• _What you will do_
Look for the string "label" in the lines and copy each line that has it.

• _Items from a figure collection_
^^^^

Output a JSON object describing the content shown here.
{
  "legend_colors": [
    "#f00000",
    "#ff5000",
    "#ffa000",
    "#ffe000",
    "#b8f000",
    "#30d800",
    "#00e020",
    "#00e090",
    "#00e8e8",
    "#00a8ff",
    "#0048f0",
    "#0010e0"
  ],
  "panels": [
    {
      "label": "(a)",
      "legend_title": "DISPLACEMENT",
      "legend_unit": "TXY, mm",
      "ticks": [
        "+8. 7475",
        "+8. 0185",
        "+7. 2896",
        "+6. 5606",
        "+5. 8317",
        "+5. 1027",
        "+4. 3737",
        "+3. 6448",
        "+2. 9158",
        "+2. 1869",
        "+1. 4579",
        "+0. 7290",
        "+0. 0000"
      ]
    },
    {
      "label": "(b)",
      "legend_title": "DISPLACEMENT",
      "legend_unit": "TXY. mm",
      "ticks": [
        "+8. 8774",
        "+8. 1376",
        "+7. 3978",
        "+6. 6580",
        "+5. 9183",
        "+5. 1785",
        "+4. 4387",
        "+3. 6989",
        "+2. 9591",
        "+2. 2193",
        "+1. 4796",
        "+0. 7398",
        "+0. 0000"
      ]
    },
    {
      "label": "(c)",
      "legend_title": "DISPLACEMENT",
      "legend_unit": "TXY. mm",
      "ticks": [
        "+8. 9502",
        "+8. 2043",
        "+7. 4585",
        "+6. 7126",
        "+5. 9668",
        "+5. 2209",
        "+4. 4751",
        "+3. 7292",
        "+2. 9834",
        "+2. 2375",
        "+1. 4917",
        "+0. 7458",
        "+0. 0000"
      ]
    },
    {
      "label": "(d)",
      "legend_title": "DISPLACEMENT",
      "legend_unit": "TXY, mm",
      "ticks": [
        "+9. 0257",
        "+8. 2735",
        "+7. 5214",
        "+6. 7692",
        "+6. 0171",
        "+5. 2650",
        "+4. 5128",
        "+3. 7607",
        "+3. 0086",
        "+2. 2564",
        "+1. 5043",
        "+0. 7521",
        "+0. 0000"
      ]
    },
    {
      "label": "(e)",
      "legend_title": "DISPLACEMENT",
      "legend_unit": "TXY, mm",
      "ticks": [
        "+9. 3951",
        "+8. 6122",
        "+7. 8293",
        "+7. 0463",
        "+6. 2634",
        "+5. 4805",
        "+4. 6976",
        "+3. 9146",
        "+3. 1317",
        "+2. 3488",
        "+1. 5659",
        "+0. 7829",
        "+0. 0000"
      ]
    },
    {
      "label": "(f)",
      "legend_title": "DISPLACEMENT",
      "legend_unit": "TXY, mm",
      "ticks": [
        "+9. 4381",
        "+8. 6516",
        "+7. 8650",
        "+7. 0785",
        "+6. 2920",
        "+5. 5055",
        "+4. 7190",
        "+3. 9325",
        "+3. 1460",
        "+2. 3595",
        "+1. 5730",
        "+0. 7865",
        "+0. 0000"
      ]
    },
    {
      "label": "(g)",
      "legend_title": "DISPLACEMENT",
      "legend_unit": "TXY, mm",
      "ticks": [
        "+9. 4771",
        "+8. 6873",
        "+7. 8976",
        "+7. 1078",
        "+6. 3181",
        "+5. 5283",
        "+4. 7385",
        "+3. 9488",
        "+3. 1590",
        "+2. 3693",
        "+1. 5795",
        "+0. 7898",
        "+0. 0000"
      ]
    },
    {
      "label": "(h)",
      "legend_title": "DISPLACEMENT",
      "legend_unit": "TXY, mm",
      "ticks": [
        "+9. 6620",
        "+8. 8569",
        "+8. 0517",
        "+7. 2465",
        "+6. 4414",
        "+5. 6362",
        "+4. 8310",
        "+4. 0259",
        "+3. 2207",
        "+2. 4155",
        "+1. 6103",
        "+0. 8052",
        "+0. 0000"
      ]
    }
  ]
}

^^^^

• _Reply_
      "label": "(a)",
      "label": "(b)",
      "label": "(c)",
      "label": "(d)",
      "label": "(e)",
      "label": "(f)",
      "label": "(g)",
      "label": "(h)",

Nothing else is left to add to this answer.